#### WRITTEN TASK
Change "taskbar" to "dock" in the entries from the line with "phone-input[interactable]: 0733215678 xyxy=(332,405,575,443)" up to and including the line with "taskbar-app-gpu[interactable] xyxy=(372,718,434,768)". Write out only those lines again, leaving everything else in them as it is.

[Some entries]
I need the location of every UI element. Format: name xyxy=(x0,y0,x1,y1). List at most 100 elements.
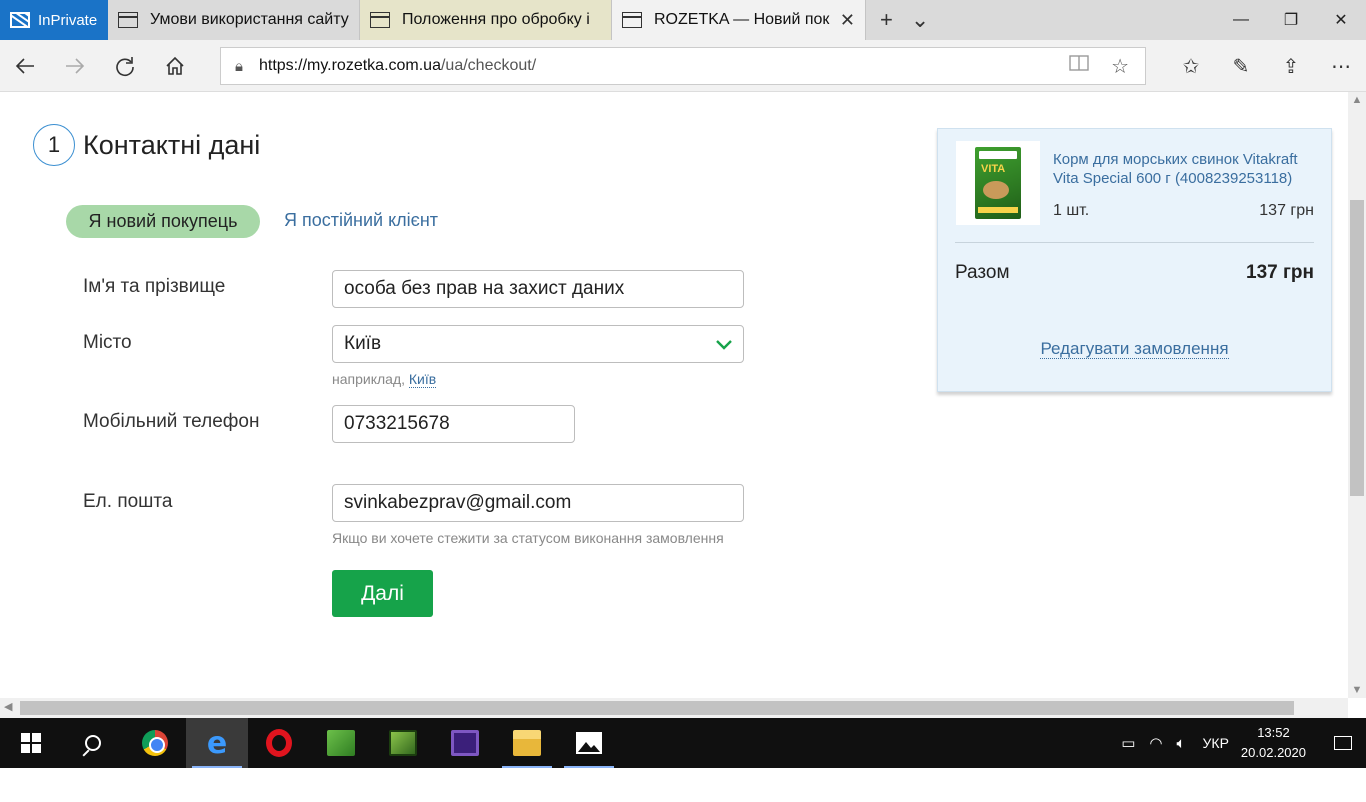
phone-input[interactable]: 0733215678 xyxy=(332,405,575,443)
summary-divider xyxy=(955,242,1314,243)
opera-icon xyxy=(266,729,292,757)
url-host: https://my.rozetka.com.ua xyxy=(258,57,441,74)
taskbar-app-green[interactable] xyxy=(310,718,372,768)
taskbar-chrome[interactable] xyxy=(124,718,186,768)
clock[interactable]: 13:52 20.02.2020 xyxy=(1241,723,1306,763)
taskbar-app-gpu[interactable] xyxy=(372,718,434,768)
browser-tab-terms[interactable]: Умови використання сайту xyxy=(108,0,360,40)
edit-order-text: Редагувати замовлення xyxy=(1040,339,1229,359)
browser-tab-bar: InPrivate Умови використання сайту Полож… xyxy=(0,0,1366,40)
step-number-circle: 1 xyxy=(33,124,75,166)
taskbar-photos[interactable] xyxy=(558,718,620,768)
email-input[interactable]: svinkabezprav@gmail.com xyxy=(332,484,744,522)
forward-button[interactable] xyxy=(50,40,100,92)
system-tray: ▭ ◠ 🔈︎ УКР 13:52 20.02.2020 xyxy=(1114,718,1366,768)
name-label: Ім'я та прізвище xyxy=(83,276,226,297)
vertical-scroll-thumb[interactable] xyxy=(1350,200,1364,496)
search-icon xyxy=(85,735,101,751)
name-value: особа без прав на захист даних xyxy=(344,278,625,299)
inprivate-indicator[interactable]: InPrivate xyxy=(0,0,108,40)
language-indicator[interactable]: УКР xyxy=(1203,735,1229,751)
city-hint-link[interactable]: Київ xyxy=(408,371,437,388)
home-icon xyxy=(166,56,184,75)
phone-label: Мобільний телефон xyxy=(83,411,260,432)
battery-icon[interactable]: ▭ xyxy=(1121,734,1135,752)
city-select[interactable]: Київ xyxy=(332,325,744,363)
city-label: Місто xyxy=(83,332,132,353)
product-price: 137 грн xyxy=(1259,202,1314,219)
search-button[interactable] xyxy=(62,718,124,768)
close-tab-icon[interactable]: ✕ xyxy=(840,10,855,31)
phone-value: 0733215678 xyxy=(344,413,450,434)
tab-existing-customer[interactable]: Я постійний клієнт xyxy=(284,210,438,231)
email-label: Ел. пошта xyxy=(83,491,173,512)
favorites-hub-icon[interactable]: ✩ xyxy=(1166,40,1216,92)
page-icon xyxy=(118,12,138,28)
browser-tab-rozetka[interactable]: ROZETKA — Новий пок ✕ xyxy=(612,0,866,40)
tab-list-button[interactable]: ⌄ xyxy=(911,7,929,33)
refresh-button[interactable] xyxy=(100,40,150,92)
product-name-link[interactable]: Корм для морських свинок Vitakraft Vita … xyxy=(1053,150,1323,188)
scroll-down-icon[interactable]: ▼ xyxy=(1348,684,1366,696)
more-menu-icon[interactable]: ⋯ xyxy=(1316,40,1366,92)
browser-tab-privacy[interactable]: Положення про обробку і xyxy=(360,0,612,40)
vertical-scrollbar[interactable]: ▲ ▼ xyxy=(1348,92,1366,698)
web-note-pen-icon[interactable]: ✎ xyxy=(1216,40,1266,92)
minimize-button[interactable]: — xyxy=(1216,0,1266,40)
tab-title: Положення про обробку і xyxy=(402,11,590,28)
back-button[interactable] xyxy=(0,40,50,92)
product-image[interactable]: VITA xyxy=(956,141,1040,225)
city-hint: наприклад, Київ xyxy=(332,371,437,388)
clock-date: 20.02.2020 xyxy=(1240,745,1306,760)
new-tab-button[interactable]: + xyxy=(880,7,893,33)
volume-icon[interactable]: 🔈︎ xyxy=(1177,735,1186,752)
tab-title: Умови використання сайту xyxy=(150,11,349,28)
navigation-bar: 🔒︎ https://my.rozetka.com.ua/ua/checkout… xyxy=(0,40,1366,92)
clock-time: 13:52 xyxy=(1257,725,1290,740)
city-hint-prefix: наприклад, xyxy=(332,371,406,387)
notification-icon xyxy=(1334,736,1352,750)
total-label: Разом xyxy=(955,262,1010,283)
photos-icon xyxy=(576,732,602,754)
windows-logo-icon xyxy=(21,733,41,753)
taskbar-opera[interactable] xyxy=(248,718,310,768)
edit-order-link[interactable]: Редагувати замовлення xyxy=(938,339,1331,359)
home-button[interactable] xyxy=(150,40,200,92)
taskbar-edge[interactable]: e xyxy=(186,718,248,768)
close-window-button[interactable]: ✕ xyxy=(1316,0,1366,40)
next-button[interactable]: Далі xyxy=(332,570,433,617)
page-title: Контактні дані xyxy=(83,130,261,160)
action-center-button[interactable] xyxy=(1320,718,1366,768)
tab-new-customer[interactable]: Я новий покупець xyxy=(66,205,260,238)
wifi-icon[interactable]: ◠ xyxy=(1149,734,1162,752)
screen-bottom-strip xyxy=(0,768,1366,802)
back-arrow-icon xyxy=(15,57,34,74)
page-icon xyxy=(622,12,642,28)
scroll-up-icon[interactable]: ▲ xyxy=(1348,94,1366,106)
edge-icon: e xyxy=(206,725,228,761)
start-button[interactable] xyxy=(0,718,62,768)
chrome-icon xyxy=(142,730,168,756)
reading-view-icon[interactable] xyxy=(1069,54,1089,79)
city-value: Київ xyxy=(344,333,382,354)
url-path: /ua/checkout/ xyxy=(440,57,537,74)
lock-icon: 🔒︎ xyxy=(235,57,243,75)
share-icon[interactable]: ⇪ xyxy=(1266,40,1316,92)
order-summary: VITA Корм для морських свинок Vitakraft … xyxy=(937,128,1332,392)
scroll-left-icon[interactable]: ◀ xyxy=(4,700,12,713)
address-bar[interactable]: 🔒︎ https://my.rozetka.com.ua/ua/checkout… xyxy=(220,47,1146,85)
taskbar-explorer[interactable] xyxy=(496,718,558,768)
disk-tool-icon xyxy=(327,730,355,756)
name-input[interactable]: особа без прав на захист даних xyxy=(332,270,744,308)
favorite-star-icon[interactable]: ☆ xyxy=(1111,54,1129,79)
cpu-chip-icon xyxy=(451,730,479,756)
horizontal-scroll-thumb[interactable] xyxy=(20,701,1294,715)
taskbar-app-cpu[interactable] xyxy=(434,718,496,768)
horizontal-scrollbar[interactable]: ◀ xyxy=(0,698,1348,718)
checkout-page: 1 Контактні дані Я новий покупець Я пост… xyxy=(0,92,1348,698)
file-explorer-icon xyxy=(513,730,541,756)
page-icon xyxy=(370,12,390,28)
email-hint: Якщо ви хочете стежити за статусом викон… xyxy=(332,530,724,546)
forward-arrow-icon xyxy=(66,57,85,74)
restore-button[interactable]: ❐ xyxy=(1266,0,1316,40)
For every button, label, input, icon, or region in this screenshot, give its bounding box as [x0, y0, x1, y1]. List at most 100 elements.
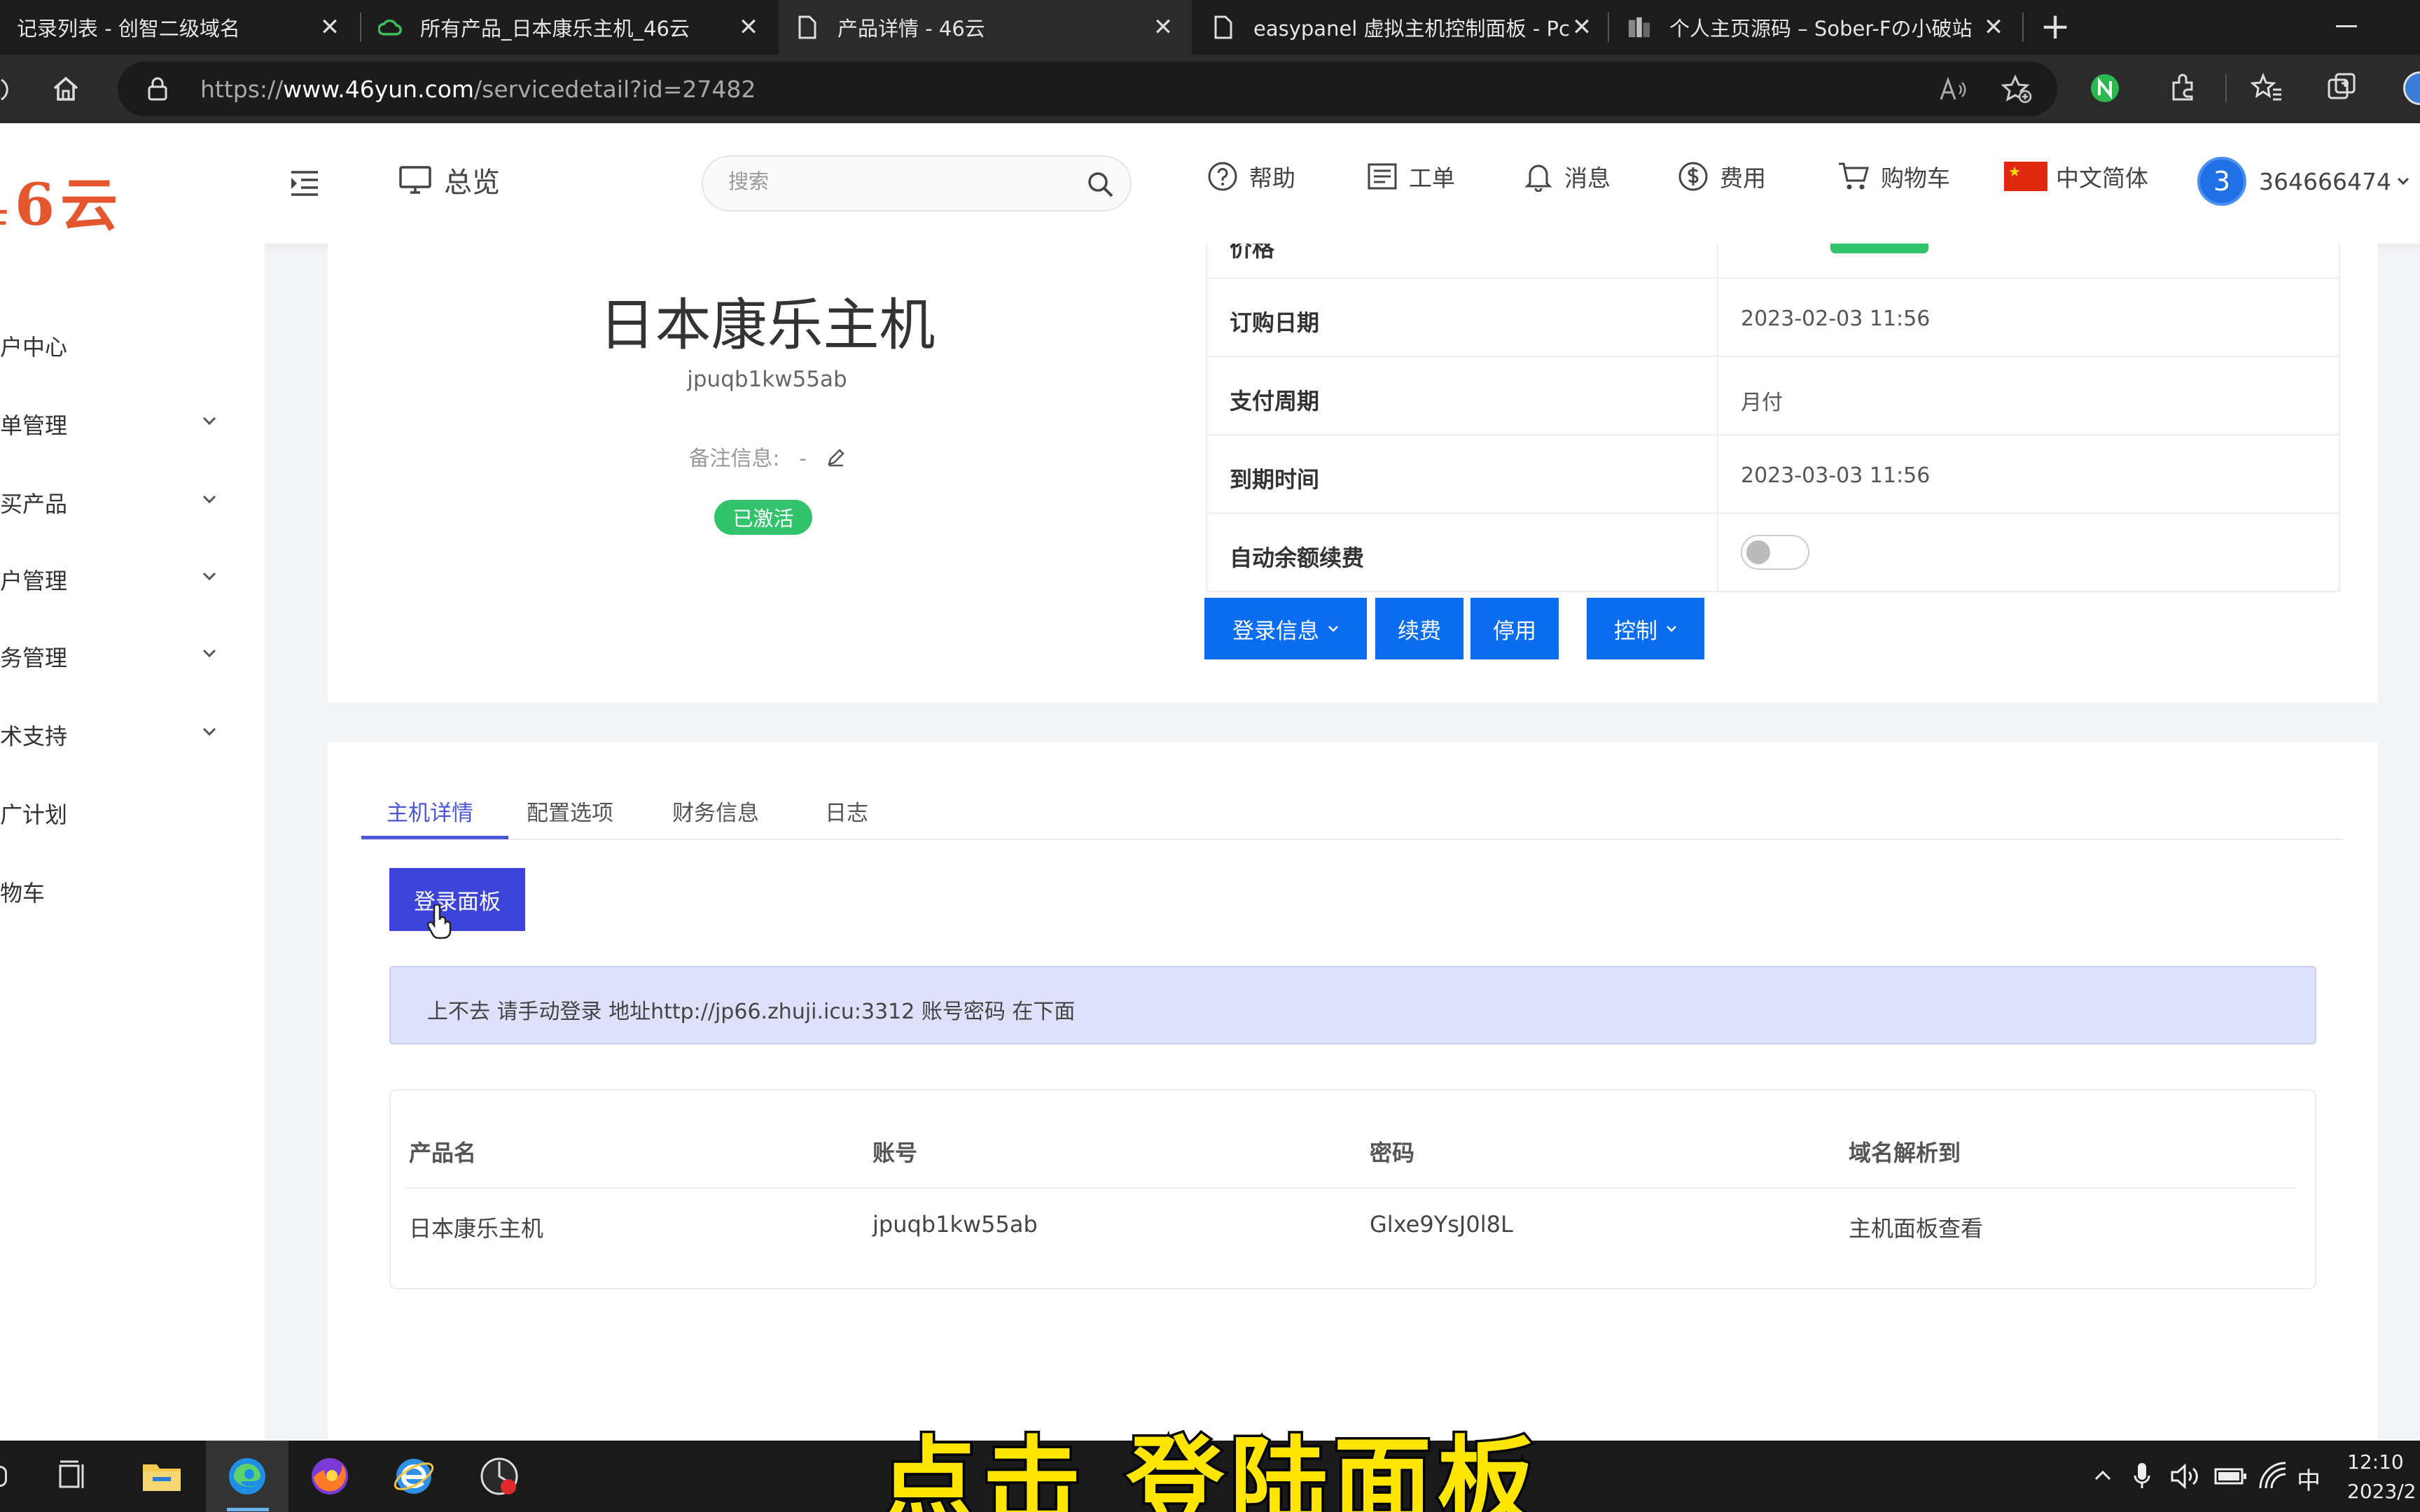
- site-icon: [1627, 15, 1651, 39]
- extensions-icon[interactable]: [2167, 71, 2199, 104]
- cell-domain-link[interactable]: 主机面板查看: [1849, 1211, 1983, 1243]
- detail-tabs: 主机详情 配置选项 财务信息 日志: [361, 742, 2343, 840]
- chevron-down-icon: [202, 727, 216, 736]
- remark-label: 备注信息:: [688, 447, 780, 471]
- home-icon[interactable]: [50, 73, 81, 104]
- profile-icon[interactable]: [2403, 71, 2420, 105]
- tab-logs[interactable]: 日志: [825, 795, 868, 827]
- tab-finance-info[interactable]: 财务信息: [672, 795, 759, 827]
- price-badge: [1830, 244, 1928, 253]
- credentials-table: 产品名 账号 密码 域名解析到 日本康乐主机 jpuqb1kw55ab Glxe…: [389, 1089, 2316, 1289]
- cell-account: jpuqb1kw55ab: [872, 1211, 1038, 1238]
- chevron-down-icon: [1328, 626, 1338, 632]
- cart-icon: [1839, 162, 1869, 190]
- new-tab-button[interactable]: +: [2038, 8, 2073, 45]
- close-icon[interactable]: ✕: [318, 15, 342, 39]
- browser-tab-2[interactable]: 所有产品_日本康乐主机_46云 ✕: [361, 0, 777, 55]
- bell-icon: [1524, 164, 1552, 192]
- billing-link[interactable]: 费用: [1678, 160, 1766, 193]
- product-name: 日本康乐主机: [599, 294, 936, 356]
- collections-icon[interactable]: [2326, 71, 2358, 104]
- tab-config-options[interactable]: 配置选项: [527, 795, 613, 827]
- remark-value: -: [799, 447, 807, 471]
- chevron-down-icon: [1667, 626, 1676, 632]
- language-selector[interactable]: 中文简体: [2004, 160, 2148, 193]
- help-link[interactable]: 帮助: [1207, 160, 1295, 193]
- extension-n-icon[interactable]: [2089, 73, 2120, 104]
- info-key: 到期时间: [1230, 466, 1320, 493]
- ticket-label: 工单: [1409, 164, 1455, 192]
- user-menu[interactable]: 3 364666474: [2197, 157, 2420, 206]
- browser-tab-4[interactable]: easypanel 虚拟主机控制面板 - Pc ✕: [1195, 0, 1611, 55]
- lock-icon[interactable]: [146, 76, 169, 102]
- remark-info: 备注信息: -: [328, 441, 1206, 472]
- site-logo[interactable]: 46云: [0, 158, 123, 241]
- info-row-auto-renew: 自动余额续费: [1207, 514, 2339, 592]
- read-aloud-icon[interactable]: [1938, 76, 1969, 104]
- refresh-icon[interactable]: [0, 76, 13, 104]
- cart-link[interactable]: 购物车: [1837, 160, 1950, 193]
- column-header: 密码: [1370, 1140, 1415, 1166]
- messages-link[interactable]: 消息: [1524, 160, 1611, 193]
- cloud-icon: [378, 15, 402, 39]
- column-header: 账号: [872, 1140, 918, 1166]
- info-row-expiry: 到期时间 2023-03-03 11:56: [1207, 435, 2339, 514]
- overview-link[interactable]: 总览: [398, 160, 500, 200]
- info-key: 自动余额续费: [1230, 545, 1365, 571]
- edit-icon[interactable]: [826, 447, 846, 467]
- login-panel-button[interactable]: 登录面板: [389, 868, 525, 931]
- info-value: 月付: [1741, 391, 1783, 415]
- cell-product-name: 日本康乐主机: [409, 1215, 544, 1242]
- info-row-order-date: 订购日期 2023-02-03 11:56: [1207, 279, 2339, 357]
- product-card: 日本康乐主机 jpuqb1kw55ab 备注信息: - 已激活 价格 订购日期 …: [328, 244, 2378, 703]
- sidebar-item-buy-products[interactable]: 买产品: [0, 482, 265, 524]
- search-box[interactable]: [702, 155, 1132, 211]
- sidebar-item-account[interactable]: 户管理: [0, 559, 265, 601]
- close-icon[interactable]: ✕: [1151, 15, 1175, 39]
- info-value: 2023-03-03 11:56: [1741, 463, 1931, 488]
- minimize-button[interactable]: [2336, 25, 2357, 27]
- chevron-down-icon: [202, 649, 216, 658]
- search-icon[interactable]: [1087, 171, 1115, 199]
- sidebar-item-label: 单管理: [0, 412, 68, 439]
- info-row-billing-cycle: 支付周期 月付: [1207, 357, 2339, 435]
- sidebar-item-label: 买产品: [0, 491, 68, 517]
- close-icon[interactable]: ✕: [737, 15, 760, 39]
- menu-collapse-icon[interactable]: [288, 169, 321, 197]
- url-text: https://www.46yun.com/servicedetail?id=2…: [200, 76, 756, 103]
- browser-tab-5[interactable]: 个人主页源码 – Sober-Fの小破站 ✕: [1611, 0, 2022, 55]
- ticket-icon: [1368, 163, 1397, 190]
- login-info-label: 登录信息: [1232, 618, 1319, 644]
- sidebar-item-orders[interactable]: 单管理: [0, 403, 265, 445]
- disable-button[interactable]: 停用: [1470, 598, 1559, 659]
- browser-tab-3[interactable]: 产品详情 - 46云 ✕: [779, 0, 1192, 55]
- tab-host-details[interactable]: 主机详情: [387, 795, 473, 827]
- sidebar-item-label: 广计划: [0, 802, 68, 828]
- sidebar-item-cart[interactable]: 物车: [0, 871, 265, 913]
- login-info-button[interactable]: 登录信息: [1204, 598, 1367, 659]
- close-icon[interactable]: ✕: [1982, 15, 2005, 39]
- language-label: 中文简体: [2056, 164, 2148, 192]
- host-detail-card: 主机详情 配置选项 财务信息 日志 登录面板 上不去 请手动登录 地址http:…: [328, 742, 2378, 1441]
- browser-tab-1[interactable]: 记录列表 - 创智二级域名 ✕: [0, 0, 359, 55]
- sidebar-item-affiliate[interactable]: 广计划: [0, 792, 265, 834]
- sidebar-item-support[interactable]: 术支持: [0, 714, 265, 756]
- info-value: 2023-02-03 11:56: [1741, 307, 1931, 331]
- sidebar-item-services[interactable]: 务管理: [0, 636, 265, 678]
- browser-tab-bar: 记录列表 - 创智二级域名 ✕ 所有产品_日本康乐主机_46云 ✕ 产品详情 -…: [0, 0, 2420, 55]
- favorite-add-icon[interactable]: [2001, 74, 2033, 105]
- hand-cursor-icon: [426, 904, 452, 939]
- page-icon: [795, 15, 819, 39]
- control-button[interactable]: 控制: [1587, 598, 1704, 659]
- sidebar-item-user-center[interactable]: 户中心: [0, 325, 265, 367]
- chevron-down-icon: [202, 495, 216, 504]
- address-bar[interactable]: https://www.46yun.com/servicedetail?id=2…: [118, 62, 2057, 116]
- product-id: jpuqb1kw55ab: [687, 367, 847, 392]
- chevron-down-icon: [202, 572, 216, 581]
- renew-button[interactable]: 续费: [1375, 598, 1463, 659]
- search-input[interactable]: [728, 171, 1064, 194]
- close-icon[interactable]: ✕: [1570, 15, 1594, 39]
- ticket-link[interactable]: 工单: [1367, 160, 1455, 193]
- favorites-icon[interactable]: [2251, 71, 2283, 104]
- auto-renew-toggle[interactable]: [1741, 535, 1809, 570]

#### FINAL RESULT
phone-input[interactable]: 0733215678 xyxy=(332,405,575,443)
summary-divider xyxy=(955,242,1314,243)
opera-icon xyxy=(266,729,292,757)
url-host: https://my.rozetka.com.ua xyxy=(258,57,441,74)
dock-app-green[interactable] xyxy=(310,718,372,768)
dock-chrome[interactable] xyxy=(124,718,186,768)
clock[interactable]: 13:52 20.02.2020 xyxy=(1241,723,1306,763)
dock-app-gpu[interactable] xyxy=(372,718,434,768)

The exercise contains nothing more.